[Data items]
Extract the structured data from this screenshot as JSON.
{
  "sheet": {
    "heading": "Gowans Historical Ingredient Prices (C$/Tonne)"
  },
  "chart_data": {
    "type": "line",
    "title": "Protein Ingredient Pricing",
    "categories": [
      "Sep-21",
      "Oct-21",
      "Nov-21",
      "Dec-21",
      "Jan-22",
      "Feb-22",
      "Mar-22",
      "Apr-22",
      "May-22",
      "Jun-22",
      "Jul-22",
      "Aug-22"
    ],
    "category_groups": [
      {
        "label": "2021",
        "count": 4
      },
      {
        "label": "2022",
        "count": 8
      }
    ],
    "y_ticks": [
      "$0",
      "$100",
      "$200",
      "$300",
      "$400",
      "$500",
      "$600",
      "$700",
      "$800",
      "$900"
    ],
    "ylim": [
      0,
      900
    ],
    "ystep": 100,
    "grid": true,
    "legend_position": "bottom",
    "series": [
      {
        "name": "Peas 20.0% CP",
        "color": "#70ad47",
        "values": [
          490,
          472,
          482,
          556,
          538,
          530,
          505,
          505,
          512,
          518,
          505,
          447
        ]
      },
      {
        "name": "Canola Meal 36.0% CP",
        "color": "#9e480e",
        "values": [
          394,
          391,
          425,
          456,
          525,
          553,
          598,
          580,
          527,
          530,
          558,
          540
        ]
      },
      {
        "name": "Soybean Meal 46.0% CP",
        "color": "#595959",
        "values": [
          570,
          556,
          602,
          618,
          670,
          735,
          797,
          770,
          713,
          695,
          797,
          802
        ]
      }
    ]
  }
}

* _Task directions_
The lines holding the word "color" are the answer. Pull them out of the records and copy them.

* _Task response_
        "color": "#70ad47",
        "color": "#9e480e",
        "color": "#595959",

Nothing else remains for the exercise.